[Stored entries]
-----
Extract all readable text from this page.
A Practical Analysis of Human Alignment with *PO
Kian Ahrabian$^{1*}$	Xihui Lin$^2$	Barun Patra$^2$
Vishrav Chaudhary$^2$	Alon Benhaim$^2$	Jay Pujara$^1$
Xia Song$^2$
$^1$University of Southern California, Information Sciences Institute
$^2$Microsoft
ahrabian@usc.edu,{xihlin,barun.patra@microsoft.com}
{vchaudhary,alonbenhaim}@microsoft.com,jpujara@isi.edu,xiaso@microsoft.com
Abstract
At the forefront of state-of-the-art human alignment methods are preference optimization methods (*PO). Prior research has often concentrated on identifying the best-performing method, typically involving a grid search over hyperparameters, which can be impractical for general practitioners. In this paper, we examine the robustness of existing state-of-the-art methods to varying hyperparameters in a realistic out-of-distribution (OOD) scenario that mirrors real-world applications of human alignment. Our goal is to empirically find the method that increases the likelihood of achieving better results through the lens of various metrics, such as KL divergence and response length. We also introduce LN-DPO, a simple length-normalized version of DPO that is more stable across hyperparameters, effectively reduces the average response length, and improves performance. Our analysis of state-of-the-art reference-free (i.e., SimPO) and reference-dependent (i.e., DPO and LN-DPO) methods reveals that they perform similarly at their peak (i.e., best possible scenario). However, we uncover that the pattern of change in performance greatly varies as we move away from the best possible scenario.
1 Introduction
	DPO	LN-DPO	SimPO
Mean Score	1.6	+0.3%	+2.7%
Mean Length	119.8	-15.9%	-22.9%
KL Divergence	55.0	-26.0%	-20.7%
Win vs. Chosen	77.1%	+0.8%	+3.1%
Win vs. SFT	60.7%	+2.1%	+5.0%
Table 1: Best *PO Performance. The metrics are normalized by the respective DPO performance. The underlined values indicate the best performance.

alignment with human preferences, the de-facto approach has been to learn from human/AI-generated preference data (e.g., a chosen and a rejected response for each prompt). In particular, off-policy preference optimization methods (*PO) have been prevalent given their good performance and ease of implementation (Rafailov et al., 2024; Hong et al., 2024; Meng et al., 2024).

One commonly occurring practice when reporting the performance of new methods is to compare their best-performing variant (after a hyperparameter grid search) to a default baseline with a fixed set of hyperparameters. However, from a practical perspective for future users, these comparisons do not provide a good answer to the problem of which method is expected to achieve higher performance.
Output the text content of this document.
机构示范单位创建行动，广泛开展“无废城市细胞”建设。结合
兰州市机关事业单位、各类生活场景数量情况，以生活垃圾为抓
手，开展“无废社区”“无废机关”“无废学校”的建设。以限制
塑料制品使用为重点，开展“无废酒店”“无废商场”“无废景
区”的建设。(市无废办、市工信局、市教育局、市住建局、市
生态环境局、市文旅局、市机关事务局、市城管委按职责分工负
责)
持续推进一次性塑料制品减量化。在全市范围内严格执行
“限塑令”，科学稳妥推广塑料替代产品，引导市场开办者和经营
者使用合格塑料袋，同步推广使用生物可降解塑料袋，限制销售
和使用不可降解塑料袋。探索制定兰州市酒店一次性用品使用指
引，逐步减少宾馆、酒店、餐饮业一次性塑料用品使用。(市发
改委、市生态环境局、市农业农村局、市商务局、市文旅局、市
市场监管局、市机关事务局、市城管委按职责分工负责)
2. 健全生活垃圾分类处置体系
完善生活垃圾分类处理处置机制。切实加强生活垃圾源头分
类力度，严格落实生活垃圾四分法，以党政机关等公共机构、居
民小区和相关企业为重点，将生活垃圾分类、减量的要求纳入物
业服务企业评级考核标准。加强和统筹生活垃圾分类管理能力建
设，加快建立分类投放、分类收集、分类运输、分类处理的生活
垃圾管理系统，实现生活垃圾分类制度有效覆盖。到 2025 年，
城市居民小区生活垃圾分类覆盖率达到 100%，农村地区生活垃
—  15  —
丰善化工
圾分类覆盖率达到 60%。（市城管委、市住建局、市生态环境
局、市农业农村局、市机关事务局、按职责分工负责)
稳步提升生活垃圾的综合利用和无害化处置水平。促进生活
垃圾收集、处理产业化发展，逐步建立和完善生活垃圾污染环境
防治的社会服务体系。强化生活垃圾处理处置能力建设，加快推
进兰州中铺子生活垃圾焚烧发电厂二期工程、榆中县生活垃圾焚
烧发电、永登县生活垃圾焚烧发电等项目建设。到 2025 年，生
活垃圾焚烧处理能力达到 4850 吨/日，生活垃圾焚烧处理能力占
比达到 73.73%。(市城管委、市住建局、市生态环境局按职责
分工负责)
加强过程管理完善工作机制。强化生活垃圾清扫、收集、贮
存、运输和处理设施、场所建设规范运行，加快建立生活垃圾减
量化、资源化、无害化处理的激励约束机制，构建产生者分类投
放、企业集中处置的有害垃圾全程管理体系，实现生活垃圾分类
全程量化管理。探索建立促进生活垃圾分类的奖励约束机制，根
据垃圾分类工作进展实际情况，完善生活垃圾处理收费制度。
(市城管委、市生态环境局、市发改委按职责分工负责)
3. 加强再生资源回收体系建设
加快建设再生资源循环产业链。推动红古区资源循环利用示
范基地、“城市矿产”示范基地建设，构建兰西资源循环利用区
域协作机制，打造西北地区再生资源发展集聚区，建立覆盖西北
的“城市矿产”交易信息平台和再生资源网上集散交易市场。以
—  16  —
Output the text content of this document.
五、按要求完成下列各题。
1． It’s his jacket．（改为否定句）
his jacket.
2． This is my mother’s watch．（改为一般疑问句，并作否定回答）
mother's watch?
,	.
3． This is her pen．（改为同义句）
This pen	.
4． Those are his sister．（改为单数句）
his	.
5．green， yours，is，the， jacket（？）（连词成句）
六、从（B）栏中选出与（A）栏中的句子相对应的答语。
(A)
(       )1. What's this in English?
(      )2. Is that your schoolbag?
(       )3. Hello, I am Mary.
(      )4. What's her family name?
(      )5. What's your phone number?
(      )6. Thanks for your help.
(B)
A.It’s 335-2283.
-----
### What you have to do:
Output the records verbatim, from the first line to the last.

### The output:
Extract all readable text from this page.
A Practical Analysis of Human Alignment with *PO
Kian Ahrabian$^{1*}$	Xihui Lin$^2$	Barun Patra$^2$
Vishrav Chaudhary$^2$	Alon Benhaim$^2$	Jay Pujara$^1$
Xia Song$^2$
$^1$University of Southern California, Information Sciences Institute
$^2$Microsoft
ahrabian@usc.edu,{xihlin,barun.patra@microsoft.com}
{vchaudhary,alonbenhaim}@microsoft.com,jpujara@isi.edu,xiaso@microsoft.com
Abstract
At the forefront of state-of-the-art human alignment methods are preference optimization methods (*PO). Prior research has often concentrated on identifying the best-performing method, typically involving a grid search over hyperparameters, which can be impractical for general practitioners. In this paper, we examine the robustness of existing state-of-the-art methods to varying hyperparameters in a realistic out-of-distribution (OOD) scenario that mirrors real-world applications of human alignment. Our goal is to empirically find the method that increases the likelihood of achieving better results through the lens of various metrics, such as KL divergence and response length. We also introduce LN-DPO, a simple length-normalized version of DPO that is more stable across hyperparameters, effectively reduces the average response length, and improves performance. Our analysis of state-of-the-art reference-free (i.e., SimPO) and reference-dependent (i.e., DPO and LN-DPO) methods reveals that they perform similarly at their peak (i.e., best possible scenario). However, we uncover that the pattern of change in performance greatly varies as we move away from the best possible scenario.
1 Introduction
	DPO	LN-DPO	SimPO
Mean Score	1.6	+0.3%	+2.7%
Mean Length	119.8	-15.9%	-22.9%
KL Divergence	55.0	-26.0%	-20.7%
Win vs. Chosen	77.1%	+0.8%	+3.1%
Win vs. SFT	60.7%	+2.1%	+5.0%
Table 1: Best *PO Performance. The metrics are normalized by the respective DPO performance. The underlined values indicate the best performance.

alignment with human preferences, the de-facto approach has been to learn from human/AI-generated preference data (e.g., a chosen and a rejected response for each prompt). In particular, off-policy preference optimization methods (*PO) have been prevalent given their good performance and ease of implementation (Rafailov et al., 2024; Hong et al., 2024; Meng et al., 2024).

One commonly occurring practice when reporting the performance of new methods is to compare their best-performing variant (after a hyperparameter grid search) to a default baseline with a fixed set of hyperparameters. However, from a practical perspective for future users, these comparisons do not provide a good answer to the problem of which method is expected to achieve higher performance.
Output the text content of this document.
机构示范单位创建行动，广泛开展“无废城市细胞”建设。结合
兰州市机关事业单位、各类生活场景数量情况，以生活垃圾为抓
手，开展“无废社区”“无废机关”“无废学校”的建设。以限制
塑料制品使用为重点，开展“无废酒店”“无废商场”“无废景
区”的建设。(市无废办、市工信局、市教育局、市住建局、市
生态环境局、市文旅局、市机关事务局、市城管委按职责分工负
责)
持续推进一次性塑料制品减量化。在全市范围内严格执行
“限塑令”，科学稳妥推广塑料替代产品，引导市场开办者和经营
者使用合格塑料袋，同步推广使用生物可降解塑料袋，限制销售
和使用不可降解塑料袋。探索制定兰州市酒店一次性用品使用指
引，逐步减少宾馆、酒店、餐饮业一次性塑料用品使用。(市发
改委、市生态环境局、市农业农村局、市商务局、市文旅局、市
市场监管局、市机关事务局、市城管委按职责分工负责)
2. 健全生活垃圾分类处置体系
完善生活垃圾分类处理处置机制。切实加强生活垃圾源头分
类力度，严格落实生活垃圾四分法，以党政机关等公共机构、居
民小区和相关企业为重点，将生活垃圾分类、减量的要求纳入物
业服务企业评级考核标准。加强和统筹生活垃圾分类管理能力建
设，加快建立分类投放、分类收集、分类运输、分类处理的生活
垃圾管理系统，实现生活垃圾分类制度有效覆盖。到 2025 年，
城市居民小区生活垃圾分类覆盖率达到 100%，农村地区生活垃
—  15  —
丰善化工
圾分类覆盖率达到 60%。（市城管委、市住建局、市生态环境
局、市农业农村局、市机关事务局、按职责分工负责)
稳步提升生活垃圾的综合利用和无害化处置水平。促进生活
垃圾收集、处理产业化发展，逐步建立和完善生活垃圾污染环境
防治的社会服务体系。强化生活垃圾处理处置能力建设，加快推
进兰州中铺子生活垃圾焚烧发电厂二期工程、榆中县生活垃圾焚
烧发电、永登县生活垃圾焚烧发电等项目建设。到 2025 年，生
活垃圾焚烧处理能力达到 4850 吨/日，生活垃圾焚烧处理能力占
比达到 73.73%。(市城管委、市住建局、市生态环境局按职责
分工负责)
加强过程管理完善工作机制。强化生活垃圾清扫、收集、贮
存、运输和处理设施、场所建设规范运行，加快建立生活垃圾减
量化、资源化、无害化处理的激励约束机制，构建产生者分类投
放、企业集中处置的有害垃圾全程管理体系，实现生活垃圾分类
全程量化管理。探索建立促进生活垃圾分类的奖励约束机制，根
据垃圾分类工作进展实际情况，完善生活垃圾处理收费制度。
(市城管委、市生态环境局、市发改委按职责分工负责)
3. 加强再生资源回收体系建设
加快建设再生资源循环产业链。推动红古区资源循环利用示
范基地、“城市矿产”示范基地建设，构建兰西资源循环利用区
域协作机制，打造西北地区再生资源发展集聚区，建立覆盖西北
的“城市矿产”交易信息平台和再生资源网上集散交易市场。以
—  16  —
Output the text content of this document.
五、按要求完成下列各题。
1． It’s his jacket．（改为否定句）
his jacket.
2． This is my mother’s watch．（改为一般疑问句，并作否定回答）
mother's watch?
,	.
3． This is her pen．（改为同义句）
This pen	.
4． Those are his sister．（改为单数句）
his	.
5．green， yours，is，the， jacket（？）（连词成句）
六、从（B）栏中选出与（A）栏中的句子相对应的答语。
(A)
(       )1. What's this in English?
(      )2. Is that your schoolbag?
(       )3. Hello, I am Mary.
(      )4. What's her family name?
(      )5. What's your phone number?
(      )6. Thanks for your help.
(B)
A.It’s 335-2283.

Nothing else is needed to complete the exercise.